- **What is asked**:
Comb the records below for the string "title" and copy each line where it turns up.

- **Extracted data**:
------------------------

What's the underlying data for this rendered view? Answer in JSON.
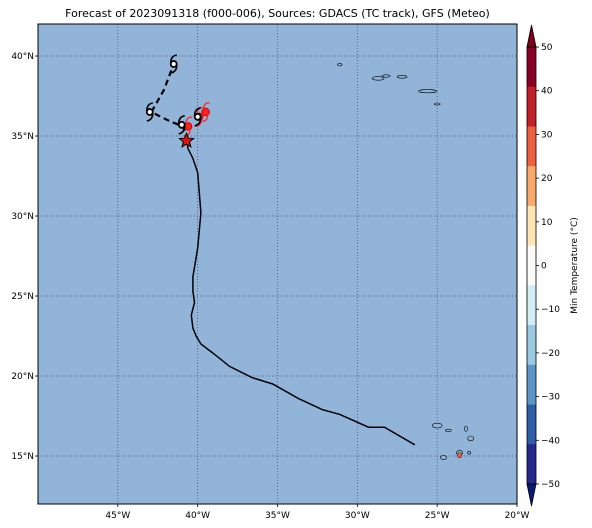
{
  "title": "Forecast of 2023091318 (f000-006), Sources: GDACS (TC track), GFS (Meteo)",
  "map": {
    "lon_range": [
      -50,
      -20
    ],
    "lat_range": [
      12,
      42
    ],
    "ocean_color": "#92b4d9",
    "grid": "dotted",
    "lon_ticks": [
      {
        "value": -45,
        "label": "45°W"
      },
      {
        "value": -40,
        "label": "40°W"
      },
      {
        "value": -35,
        "label": "35°W"
      },
      {
        "value": -30,
        "label": "30°W"
      },
      {
        "value": -25,
        "label": "25°W"
      },
      {
        "value": -20,
        "label": "20°W"
      }
    ],
    "lat_ticks": [
      {
        "value": 15,
        "label": "15°N"
      },
      {
        "value": 20,
        "label": "20°N"
      },
      {
        "value": 25,
        "label": "25°N"
      },
      {
        "value": 30,
        "label": "30°N"
      },
      {
        "value": 35,
        "label": "35°N"
      },
      {
        "value": 40,
        "label": "40°N"
      }
    ]
  },
  "past_track": [
    [
      -26.4,
      15.7
    ],
    [
      -28.3,
      16.8
    ],
    [
      -29.3,
      16.8
    ],
    [
      -31.1,
      17.6
    ],
    [
      -32.2,
      17.9
    ],
    [
      -33.7,
      18.6
    ],
    [
      -35.3,
      19.5
    ],
    [
      -36.6,
      19.9
    ],
    [
      -38.0,
      20.6
    ],
    [
      -39.0,
      21.4
    ],
    [
      -39.8,
      22.0
    ],
    [
      -40.1,
      22.5
    ],
    [
      -40.3,
      23.0
    ],
    [
      -40.4,
      23.8
    ],
    [
      -40.2,
      24.6
    ],
    [
      -40.3,
      25.3
    ],
    [
      -40.3,
      26.2
    ],
    [
      -40.0,
      28.0
    ],
    [
      -39.8,
      30.2
    ],
    [
      -40.0,
      32.7
    ],
    [
      -40.3,
      33.6
    ],
    [
      -40.6,
      34.2
    ],
    [
      -40.7,
      34.7
    ]
  ],
  "forecast_track": [
    [
      -40.7,
      34.7
    ],
    [
      -40.9,
      35.6
    ],
    [
      -41.7,
      35.9
    ],
    [
      -42.9,
      36.5
    ],
    [
      -42.1,
      37.9
    ],
    [
      -41.5,
      39.5
    ]
  ],
  "current_position": [
    -40.7,
    34.7
  ],
  "cyclone_symbols": [
    {
      "lon": -41.5,
      "lat": 39.5,
      "color": "#000000"
    },
    {
      "lon": -43.0,
      "lat": 36.5,
      "color": "#000000"
    },
    {
      "lon": -41.0,
      "lat": 35.7,
      "color": "#000000"
    },
    {
      "lon": -40.0,
      "lat": 36.2,
      "color": "#000000"
    }
  ],
  "red_symbols": [
    {
      "lon": -39.5,
      "lat": 36.5
    },
    {
      "lon": -39.9,
      "lat": 36.2
    },
    {
      "lon": -40.6,
      "lat": 35.6
    }
  ],
  "colorbar": {
    "label": "Min Temperature (°C)",
    "ticks": [
      "50",
      "40",
      "30",
      "20",
      "10",
      "0",
      "−10",
      "−20",
      "−30",
      "−40",
      "−50"
    ],
    "colors": [
      "#880022",
      "#c4202a",
      "#ec6040",
      "#f9a96a",
      "#fde6b4",
      "#fbfbf7",
      "#d2ecf4",
      "#9bc8e1",
      "#5a97c6",
      "#2f5ea6",
      "#24278c"
    ],
    "overflow_top": "#7b0015",
    "overflow_bottom": "#0b1a72"
  },
  "islands_color": "#92b4d9",
  "hot_spot_color": "#ec6040"
}
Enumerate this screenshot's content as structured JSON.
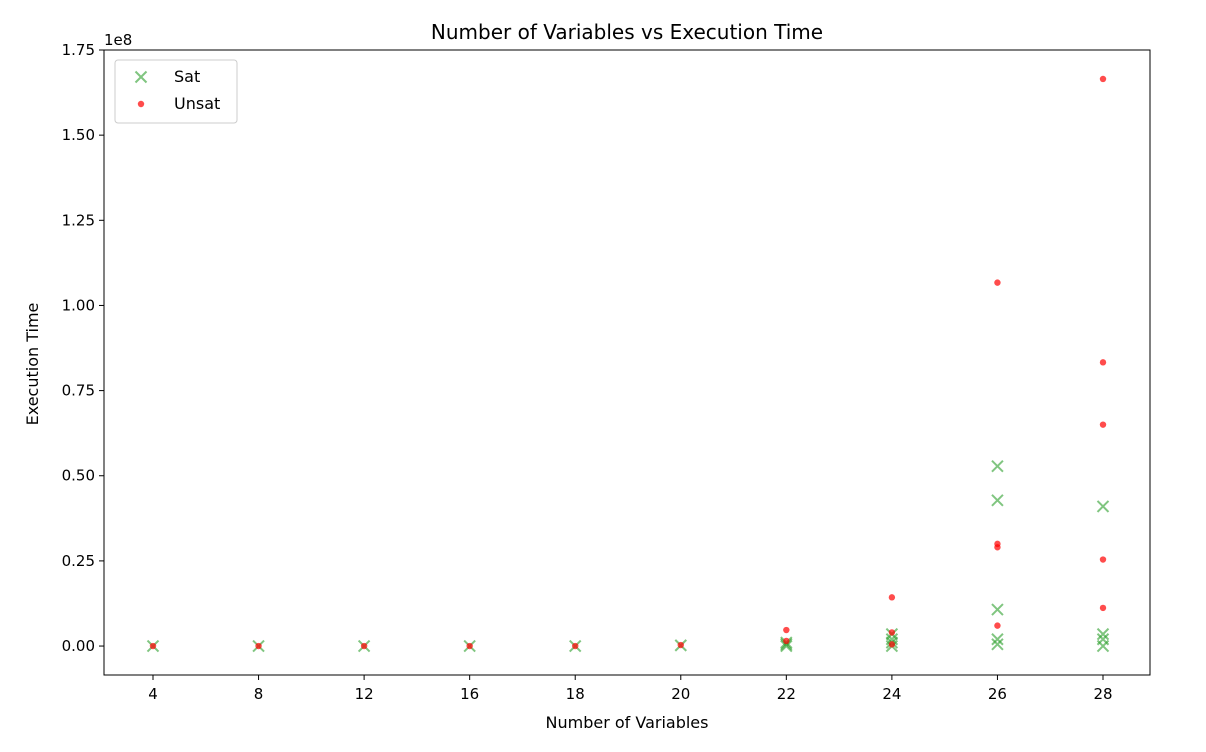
{
  "chart_data": {
    "type": "scatter",
    "title": "Number of Variables vs Execution Time",
    "xlabel": "Number of Variables",
    "ylabel": "Execution Time",
    "y_offset_label": "1e8",
    "x_categories": [
      "4",
      "8",
      "12",
      "16",
      "18",
      "20",
      "22",
      "24",
      "26",
      "28"
    ],
    "y_ticks": [
      "0.00",
      "0.25",
      "0.50",
      "0.75",
      "1.00",
      "1.25",
      "1.50",
      "1.75"
    ],
    "y_scale_exponent": 8,
    "ylim": [
      -0.085,
      1.75
    ],
    "legend_position": "top-left",
    "grid": false,
    "series": [
      {
        "name": "Sat",
        "marker": "x",
        "color": "#2ca02c",
        "points": [
          {
            "x": "4",
            "y": 0.0
          },
          {
            "x": "8",
            "y": 0.0
          },
          {
            "x": "12",
            "y": 0.0
          },
          {
            "x": "16",
            "y": 0.0
          },
          {
            "x": "18",
            "y": 0.0
          },
          {
            "x": "20",
            "y": 0.002
          },
          {
            "x": "22",
            "y": 0.0
          },
          {
            "x": "22",
            "y": 0.005
          },
          {
            "x": "22",
            "y": 0.01
          },
          {
            "x": "24",
            "y": 0.0
          },
          {
            "x": "24",
            "y": 0.01
          },
          {
            "x": "24",
            "y": 0.02
          },
          {
            "x": "24",
            "y": 0.035
          },
          {
            "x": "26",
            "y": 0.005
          },
          {
            "x": "26",
            "y": 0.02
          },
          {
            "x": "26",
            "y": 0.107
          },
          {
            "x": "26",
            "y": 0.428
          },
          {
            "x": "26",
            "y": 0.528
          },
          {
            "x": "28",
            "y": 0.0
          },
          {
            "x": "28",
            "y": 0.02
          },
          {
            "x": "28",
            "y": 0.035
          },
          {
            "x": "28",
            "y": 0.41
          }
        ]
      },
      {
        "name": "Unsat",
        "marker": "o",
        "color": "#ff0000",
        "points": [
          {
            "x": "4",
            "y": 0.0
          },
          {
            "x": "8",
            "y": 0.0
          },
          {
            "x": "12",
            "y": 0.0
          },
          {
            "x": "16",
            "y": 0.0
          },
          {
            "x": "18",
            "y": 0.0
          },
          {
            "x": "20",
            "y": 0.003
          },
          {
            "x": "22",
            "y": 0.015
          },
          {
            "x": "22",
            "y": 0.047
          },
          {
            "x": "24",
            "y": 0.005
          },
          {
            "x": "24",
            "y": 0.04
          },
          {
            "x": "24",
            "y": 0.143
          },
          {
            "x": "26",
            "y": 0.06
          },
          {
            "x": "26",
            "y": 0.29
          },
          {
            "x": "26",
            "y": 0.3
          },
          {
            "x": "26",
            "y": 1.067
          },
          {
            "x": "28",
            "y": 0.112
          },
          {
            "x": "28",
            "y": 0.254
          },
          {
            "x": "28",
            "y": 0.65
          },
          {
            "x": "28",
            "y": 0.833
          },
          {
            "x": "28",
            "y": 1.665
          }
        ]
      }
    ]
  }
}
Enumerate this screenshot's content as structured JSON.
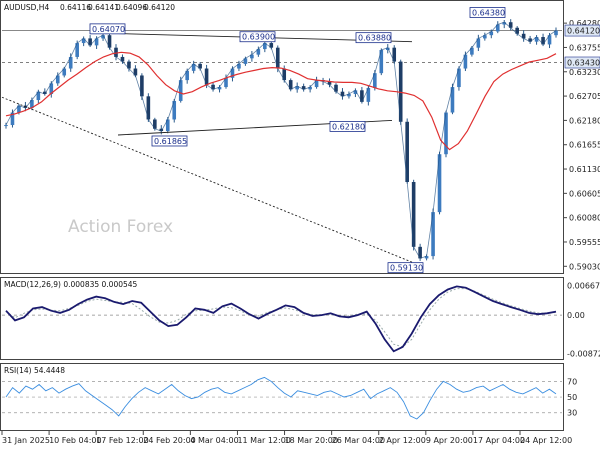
{
  "chart_data": [
    {
      "type": "candlestick",
      "symbol_header": "AUDUSD,H4",
      "ohlc": [
        "0.64116",
        "0.64141",
        "0.64096",
        "0.64120"
      ],
      "watermark": "Action Forex",
      "y_ticks": [
        0.6428,
        0.63755,
        0.6323,
        0.62705,
        0.6218,
        0.61655,
        0.6113,
        0.60605,
        0.6008,
        0.59555,
        0.5903
      ],
      "y_tick_labels": [
        "0.64280",
        "0.63755",
        "0.63230",
        "0.62705",
        "0.62180",
        "0.61655",
        "0.61130",
        "0.60605",
        "0.60080",
        "0.59555",
        "0.59030"
      ],
      "ylim": [
        0.5895,
        0.6465
      ],
      "x_labels": [
        "31 Jan 2025",
        "10 Feb 04:00",
        "17 Feb 12:00",
        "24 Feb 20:00",
        "4 Mar 04:00",
        "11 Mar 12:00",
        "18 Mar 20:00",
        "26 Mar 04:00",
        "2 Apr 12:00",
        "9 Apr 20:00",
        "17 Apr 04:00",
        "24 Apr 12:00"
      ],
      "current_price": "0.64120",
      "price_level_label": "0.63430",
      "price_level": 0.6343,
      "annotations": [
        "0.64070",
        "0.63900",
        "0.63880",
        "0.64380",
        "0.61865",
        "0.62180",
        "0.59130"
      ],
      "annotation_values": [
        0.6407,
        0.639,
        0.6388,
        0.6438,
        0.61865,
        0.6218,
        0.5913
      ],
      "close_series": [
        0.6208,
        0.6235,
        0.625,
        0.6245,
        0.6262,
        0.628,
        0.6275,
        0.6298,
        0.6315,
        0.633,
        0.6355,
        0.6385,
        0.6395,
        0.638,
        0.6395,
        0.6402,
        0.6375,
        0.6355,
        0.6345,
        0.633,
        0.6315,
        0.627,
        0.622,
        0.62,
        0.6195,
        0.622,
        0.626,
        0.6305,
        0.6325,
        0.634,
        0.633,
        0.6295,
        0.6285,
        0.629,
        0.631,
        0.633,
        0.634,
        0.6352,
        0.636,
        0.6372,
        0.6385,
        0.6375,
        0.633,
        0.6305,
        0.6285,
        0.6292,
        0.6285,
        0.629,
        0.6305,
        0.6302,
        0.6295,
        0.628,
        0.627,
        0.6275,
        0.6283,
        0.6258,
        0.6288,
        0.632,
        0.637,
        0.6375,
        0.6345,
        0.6215,
        0.6085,
        0.5945,
        0.592,
        0.5925,
        0.602,
        0.6145,
        0.6235,
        0.629,
        0.633,
        0.636,
        0.6375,
        0.6395,
        0.6402,
        0.641,
        0.6425,
        0.643,
        0.6418,
        0.6405,
        0.6395,
        0.6388,
        0.6398,
        0.6382,
        0.6402,
        0.6412
      ],
      "ma_series": [
        0.6228,
        0.6232,
        0.6238,
        0.6246,
        0.6258,
        0.6275,
        0.629,
        0.6305,
        0.6318,
        0.6332,
        0.6345,
        0.6355,
        0.6362,
        0.6365,
        0.6363,
        0.6355,
        0.6338,
        0.6315,
        0.6295,
        0.6282,
        0.6275,
        0.628,
        0.629,
        0.6298,
        0.6304,
        0.6311,
        0.6317,
        0.6322,
        0.6326,
        0.633,
        0.6332,
        0.6331,
        0.6326,
        0.6318,
        0.6308,
        0.6305,
        0.6303,
        0.6301,
        0.63,
        0.63,
        0.6298,
        0.6292,
        0.6286,
        0.6282,
        0.628,
        0.6277,
        0.6272,
        0.626,
        0.6225,
        0.6175,
        0.6155,
        0.6168,
        0.6195,
        0.6232,
        0.627,
        0.6302,
        0.6318,
        0.6328,
        0.6336,
        0.6344,
        0.6348,
        0.6352,
        0.6362
      ],
      "trendlines": [
        {
          "style": "solid",
          "points": [
            [
              0.6407,
              0.641
            ],
            [
              0.6388,
              0.6385
            ]
          ]
        },
        {
          "style": "solid",
          "points": [
            [
              0.61865,
              0.61865
            ],
            [
              0.6218,
              0.6218
            ]
          ]
        },
        {
          "style": "dashed",
          "points": [
            [
              0.6268,
              0.5912
            ]
          ]
        }
      ],
      "macd": {
        "header": "MACD(12,26,9) 0.000835 0.000545",
        "y_tick_labels": [
          "0.006675",
          "0.00",
          "-0.008724"
        ],
        "ylim": [
          -0.0095,
          0.0075
        ],
        "main": [
          0.001,
          -0.0012,
          -0.0005,
          0.0015,
          0.0018,
          0.001,
          0.0005,
          0.0012,
          0.0025,
          0.0035,
          0.0042,
          0.0038,
          0.003,
          0.0025,
          0.0032,
          0.0028,
          0.0008,
          -0.0012,
          -0.0025,
          -0.0022,
          -0.0005,
          0.0015,
          0.0012,
          0.0005,
          0.002,
          0.0026,
          0.0015,
          0.0002,
          -0.0008,
          0.0003,
          0.0012,
          0.0022,
          0.0018,
          0.0005,
          -0.0002,
          0.0,
          0.0004,
          -0.0003,
          -0.0005,
          0.0,
          0.0008,
          -0.002,
          -0.0055,
          -0.0082,
          -0.0072,
          -0.0042,
          -0.0005,
          0.0025,
          0.0045,
          0.0058,
          0.0065,
          0.0062,
          0.0052,
          0.0042,
          0.0032,
          0.0025,
          0.0018,
          0.0012,
          0.0005,
          0.0002,
          0.0004,
          0.0008
        ],
        "signal": [
          0.0008,
          -0.0006,
          0.0004,
          0.0012,
          0.0014,
          0.0011,
          0.001,
          0.0015,
          0.0022,
          0.0031,
          0.0036,
          0.0033,
          0.003,
          0.0029,
          0.0026,
          0.0012,
          -0.0004,
          -0.0016,
          -0.0018,
          -0.0012,
          0.0002,
          0.001,
          0.0011,
          0.0014,
          0.0018,
          0.0017,
          0.001,
          0.0,
          -0.0002,
          0.0006,
          0.0012,
          0.0016,
          0.0012,
          0.0005,
          0.0001,
          0.0001,
          0.0001,
          -0.0002,
          -0.0002,
          0.0002,
          0.0002,
          -0.0012,
          -0.0038,
          -0.0066,
          -0.0072,
          -0.0055,
          -0.002,
          0.0012,
          0.0036,
          0.0052,
          0.006,
          0.006,
          0.0054,
          0.0045,
          0.0036,
          0.0028,
          0.0021,
          0.0015,
          0.0009,
          0.0005,
          0.0004,
          0.0006
        ]
      },
      "rsi": {
        "header": "RSI(14) 54.4448",
        "y_tick_labels": [
          "70",
          "50",
          "30"
        ],
        "levels": [
          70,
          50,
          30
        ],
        "ylim": [
          8,
          87
        ],
        "values": [
          50,
          62,
          55,
          64,
          60,
          66,
          58,
          62,
          55,
          60,
          64,
          67,
          58,
          52,
          46,
          40,
          34,
          26,
          38,
          48,
          56,
          62,
          58,
          54,
          60,
          66,
          58,
          52,
          48,
          50,
          56,
          60,
          62,
          56,
          54,
          58,
          62,
          66,
          72,
          75,
          70,
          62,
          55,
          50,
          58,
          56,
          54,
          52,
          56,
          58,
          54,
          50,
          52,
          56,
          60,
          48,
          54,
          58,
          62,
          56,
          44,
          26,
          22,
          30,
          46,
          60,
          70,
          66,
          60,
          56,
          58,
          62,
          64,
          58,
          62,
          66,
          60,
          56,
          54,
          58,
          62,
          55,
          60,
          54
        ]
      }
    }
  ]
}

------------------------

- **Solution**:
  "title": "Forecast of 2023091318 (f000-006), Sources: GDACS (TC track), GFS (Meteo)",
    "title": "Number of Variables vs Execution Time",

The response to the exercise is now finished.